RECORDED DATA:
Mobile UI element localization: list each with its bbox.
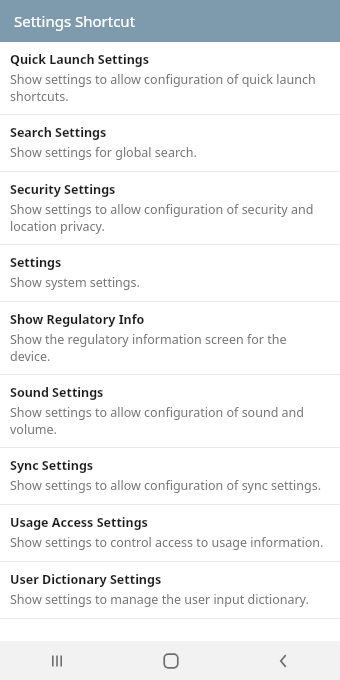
staticText: Show settings to manage the user input d… (10, 591, 309, 608)
button[interactable]: Sync Settings (0, 448, 340, 504)
staticText: Settings Shortcut (14, 11, 136, 31)
staticText: Show settings to allow configuration of … (10, 201, 328, 234)
staticText: Show settings to allow configuration of … (10, 71, 328, 104)
staticText: Show settings to allow configuration of … (10, 477, 322, 494)
staticText: Quick Launch Settings (10, 51, 149, 68)
button[interactable]: User Dictionary Settings (0, 562, 340, 618)
staticText: Show system settings. (10, 274, 140, 291)
staticText: Security Settings (10, 181, 116, 198)
button[interactable]: Quick Launch Settings (0, 42, 340, 114)
button[interactable]: Recent apps (0, 641, 114, 680)
button[interactable]: Sound Settings (0, 375, 340, 447)
staticText: Show the regulatory information screen f… (10, 331, 328, 364)
staticText: Settings (10, 254, 62, 271)
button[interactable]: Home (114, 641, 227, 680)
button[interactable]: Usage Access Settings (0, 505, 340, 561)
staticText: Show settings to allow configuration of … (10, 404, 328, 437)
staticText: Show settings to control access to usage… (10, 534, 324, 551)
staticText: Sound Settings (10, 384, 104, 401)
staticText: Show settings for global search. (10, 144, 197, 161)
staticText: User Dictionary Settings (10, 571, 162, 588)
staticText: Show Regulatory Info (10, 311, 145, 328)
staticText: Sync Settings (10, 457, 94, 474)
button[interactable]: Back (227, 641, 340, 680)
staticText: Search Settings (10, 124, 107, 141)
button[interactable]: Security Settings (0, 172, 340, 244)
staticText: Usage Access Settings (10, 514, 148, 531)
button[interactable]: Settings (0, 245, 340, 301)
button[interactable]: Show Regulatory Info (0, 302, 340, 374)
button[interactable]: Search Settings (0, 115, 340, 171)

AIM: Reproduce the material above with "Sound Settings" swapped for "Audio Settings" everywhere it occurs, keeping every other line as it is. Omit the pictures from your answer.

OUTPUT OF THE EXERCISE:
Mobile UI element localization: list each with its bbox.
staticText: Show settings to manage the user input d… (10, 591, 309, 608)
button[interactable]: Sync Settings (0, 448, 340, 504)
staticText: Settings Shortcut (14, 11, 136, 31)
staticText: Show settings to allow configuration of … (10, 201, 328, 234)
staticText: Show settings to allow configuration of … (10, 71, 328, 104)
staticText: Show settings to allow configuration of … (10, 477, 322, 494)
staticText: Quick Launch Settings (10, 51, 149, 68)
button[interactable]: User Dictionary Settings (0, 562, 340, 618)
staticText: Show system settings. (10, 274, 140, 291)
staticText: Security Settings (10, 181, 116, 198)
button[interactable]: Quick Launch Settings (0, 42, 340, 114)
button[interactable]: Recent apps (0, 641, 114, 680)
button[interactable]: Audio Settings (0, 375, 340, 447)
staticText: Show the regulatory information screen f… (10, 331, 328, 364)
staticText: Settings (10, 254, 62, 271)
button[interactable]: Home (114, 641, 227, 680)
button[interactable]: Usage Access Settings (0, 505, 340, 561)
staticText: Show settings to allow configuration of … (10, 404, 328, 437)
staticText: Show settings to control access to usage… (10, 534, 324, 551)
staticText: Audio Settings (10, 384, 104, 401)
staticText: Show settings for global search. (10, 144, 197, 161)
staticText: User Dictionary Settings (10, 571, 162, 588)
staticText: Show Regulatory Info (10, 311, 145, 328)
staticText: Sync Settings (10, 457, 94, 474)
button[interactable]: Back (227, 641, 340, 680)
staticText: Search Settings (10, 124, 107, 141)
button[interactable]: Security Settings (0, 172, 340, 244)
staticText: Usage Access Settings (10, 514, 148, 531)
button[interactable]: Settings (0, 245, 340, 301)
button[interactable]: Show Regulatory Info (0, 302, 340, 374)
button[interactable]: Search Settings (0, 115, 340, 171)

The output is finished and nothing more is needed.